-- begin ENTRIES SUPPLIED --

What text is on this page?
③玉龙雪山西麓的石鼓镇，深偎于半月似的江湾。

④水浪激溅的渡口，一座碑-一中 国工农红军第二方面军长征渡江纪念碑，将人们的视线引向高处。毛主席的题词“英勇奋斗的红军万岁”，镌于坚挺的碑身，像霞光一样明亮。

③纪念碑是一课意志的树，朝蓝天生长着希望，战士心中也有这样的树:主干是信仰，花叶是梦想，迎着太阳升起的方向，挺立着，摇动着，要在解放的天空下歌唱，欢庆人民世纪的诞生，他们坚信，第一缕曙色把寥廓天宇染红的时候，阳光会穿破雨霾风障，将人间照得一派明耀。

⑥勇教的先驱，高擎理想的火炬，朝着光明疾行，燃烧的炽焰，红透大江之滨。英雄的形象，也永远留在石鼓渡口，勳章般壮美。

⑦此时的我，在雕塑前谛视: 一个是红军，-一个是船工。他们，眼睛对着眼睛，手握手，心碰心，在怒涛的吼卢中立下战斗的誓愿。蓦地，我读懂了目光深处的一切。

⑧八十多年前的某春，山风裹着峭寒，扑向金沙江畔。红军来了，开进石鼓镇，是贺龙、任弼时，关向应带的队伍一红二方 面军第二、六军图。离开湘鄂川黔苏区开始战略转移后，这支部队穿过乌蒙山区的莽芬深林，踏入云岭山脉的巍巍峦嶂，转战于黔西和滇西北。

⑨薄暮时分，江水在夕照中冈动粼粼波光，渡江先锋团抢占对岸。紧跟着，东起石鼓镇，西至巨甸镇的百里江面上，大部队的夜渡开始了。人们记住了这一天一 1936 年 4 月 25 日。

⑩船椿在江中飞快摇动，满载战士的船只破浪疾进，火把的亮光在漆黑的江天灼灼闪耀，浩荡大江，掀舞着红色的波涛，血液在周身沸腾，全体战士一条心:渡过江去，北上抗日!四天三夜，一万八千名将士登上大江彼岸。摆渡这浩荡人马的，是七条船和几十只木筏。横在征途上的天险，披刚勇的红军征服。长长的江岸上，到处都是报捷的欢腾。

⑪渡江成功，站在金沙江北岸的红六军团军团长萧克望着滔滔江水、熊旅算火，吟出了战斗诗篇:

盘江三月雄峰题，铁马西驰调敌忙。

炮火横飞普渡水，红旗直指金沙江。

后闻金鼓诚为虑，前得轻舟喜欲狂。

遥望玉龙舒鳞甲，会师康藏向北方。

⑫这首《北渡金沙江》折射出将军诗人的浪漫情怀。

-- end ENTRIES SUPPLIED --
-- begin ENTRIES SUPPLIED --

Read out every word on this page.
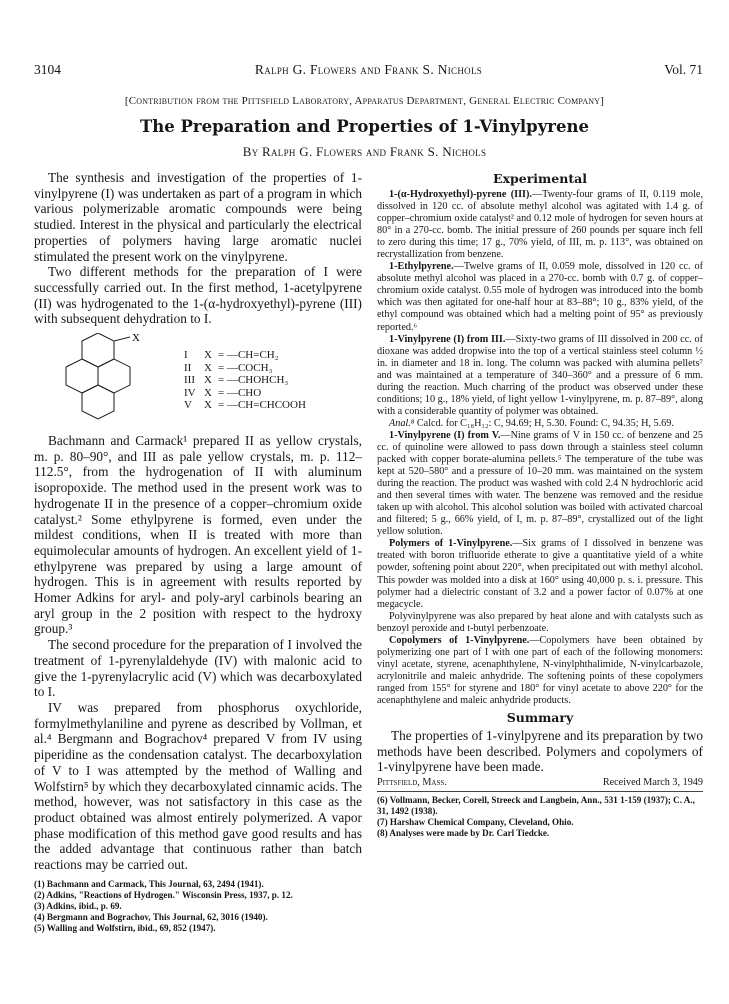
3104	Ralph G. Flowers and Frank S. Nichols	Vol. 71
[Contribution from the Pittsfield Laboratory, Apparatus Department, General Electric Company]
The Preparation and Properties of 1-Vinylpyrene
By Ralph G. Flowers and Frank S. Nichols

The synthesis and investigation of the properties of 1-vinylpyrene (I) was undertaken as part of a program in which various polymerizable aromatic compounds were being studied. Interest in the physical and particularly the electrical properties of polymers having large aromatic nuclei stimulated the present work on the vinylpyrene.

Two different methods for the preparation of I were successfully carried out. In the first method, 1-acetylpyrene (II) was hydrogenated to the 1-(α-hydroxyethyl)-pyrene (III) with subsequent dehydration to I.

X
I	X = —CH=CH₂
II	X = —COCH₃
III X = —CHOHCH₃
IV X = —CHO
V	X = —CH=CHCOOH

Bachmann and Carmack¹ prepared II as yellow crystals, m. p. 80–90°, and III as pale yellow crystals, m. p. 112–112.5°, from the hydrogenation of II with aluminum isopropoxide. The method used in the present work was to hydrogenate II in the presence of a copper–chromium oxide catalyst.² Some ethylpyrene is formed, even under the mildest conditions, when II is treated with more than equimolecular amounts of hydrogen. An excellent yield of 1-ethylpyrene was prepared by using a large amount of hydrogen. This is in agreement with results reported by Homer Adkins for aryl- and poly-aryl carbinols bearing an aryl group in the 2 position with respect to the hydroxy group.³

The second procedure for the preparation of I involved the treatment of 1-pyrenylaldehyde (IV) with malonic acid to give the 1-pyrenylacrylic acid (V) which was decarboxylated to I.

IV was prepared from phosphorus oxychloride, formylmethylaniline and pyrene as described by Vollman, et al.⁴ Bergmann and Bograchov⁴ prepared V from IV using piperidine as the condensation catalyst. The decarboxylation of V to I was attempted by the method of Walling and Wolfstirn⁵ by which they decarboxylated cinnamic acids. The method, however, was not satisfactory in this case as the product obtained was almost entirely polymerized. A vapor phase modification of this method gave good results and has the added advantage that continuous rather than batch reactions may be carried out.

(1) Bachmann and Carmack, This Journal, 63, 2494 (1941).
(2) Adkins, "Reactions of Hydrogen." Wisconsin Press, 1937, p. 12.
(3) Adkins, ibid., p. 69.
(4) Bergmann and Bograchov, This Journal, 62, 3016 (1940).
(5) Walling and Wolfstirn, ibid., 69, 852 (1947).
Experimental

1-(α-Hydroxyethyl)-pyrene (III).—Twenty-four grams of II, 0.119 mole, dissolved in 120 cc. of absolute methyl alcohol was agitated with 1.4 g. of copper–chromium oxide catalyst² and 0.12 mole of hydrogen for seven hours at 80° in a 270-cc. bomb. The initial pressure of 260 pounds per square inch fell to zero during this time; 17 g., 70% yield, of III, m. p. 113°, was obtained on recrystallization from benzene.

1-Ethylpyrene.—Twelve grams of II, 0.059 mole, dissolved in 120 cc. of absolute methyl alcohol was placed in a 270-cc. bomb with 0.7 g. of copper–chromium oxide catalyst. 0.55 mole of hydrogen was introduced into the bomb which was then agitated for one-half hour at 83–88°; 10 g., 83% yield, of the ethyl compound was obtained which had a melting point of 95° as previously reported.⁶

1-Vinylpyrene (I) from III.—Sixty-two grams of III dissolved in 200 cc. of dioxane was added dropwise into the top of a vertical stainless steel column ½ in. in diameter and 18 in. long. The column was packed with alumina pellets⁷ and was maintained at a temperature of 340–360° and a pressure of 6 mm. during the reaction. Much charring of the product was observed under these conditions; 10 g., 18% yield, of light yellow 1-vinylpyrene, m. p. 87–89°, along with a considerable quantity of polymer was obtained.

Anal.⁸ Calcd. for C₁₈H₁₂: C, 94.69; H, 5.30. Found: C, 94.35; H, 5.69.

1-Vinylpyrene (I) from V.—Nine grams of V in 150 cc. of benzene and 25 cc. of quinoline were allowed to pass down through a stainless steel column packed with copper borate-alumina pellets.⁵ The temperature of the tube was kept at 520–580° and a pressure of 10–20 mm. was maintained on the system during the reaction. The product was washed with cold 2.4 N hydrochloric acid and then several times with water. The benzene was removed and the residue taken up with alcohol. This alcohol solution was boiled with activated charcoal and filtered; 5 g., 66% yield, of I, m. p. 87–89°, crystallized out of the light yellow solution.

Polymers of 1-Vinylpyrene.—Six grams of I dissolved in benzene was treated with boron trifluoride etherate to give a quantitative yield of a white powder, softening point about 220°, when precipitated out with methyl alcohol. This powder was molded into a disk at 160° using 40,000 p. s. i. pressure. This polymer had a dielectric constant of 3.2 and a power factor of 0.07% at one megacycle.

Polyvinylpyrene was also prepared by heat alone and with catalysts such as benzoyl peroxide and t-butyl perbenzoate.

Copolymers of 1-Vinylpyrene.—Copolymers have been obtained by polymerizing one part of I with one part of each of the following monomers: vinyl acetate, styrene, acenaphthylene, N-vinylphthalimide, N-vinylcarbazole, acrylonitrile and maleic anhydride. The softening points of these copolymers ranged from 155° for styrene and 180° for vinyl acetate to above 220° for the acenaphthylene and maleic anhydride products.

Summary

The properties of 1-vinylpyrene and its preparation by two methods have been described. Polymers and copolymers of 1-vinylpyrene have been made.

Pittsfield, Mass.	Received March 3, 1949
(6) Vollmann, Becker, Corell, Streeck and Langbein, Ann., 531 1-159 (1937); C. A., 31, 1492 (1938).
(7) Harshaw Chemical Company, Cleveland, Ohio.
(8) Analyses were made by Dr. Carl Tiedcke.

-- end ENTRIES SUPPLIED --

## SET TASK
Determine the number of lines in the entries above where the string "conditions" appears. Answer with the number alone.

## RESPONSE TO THE TASK
2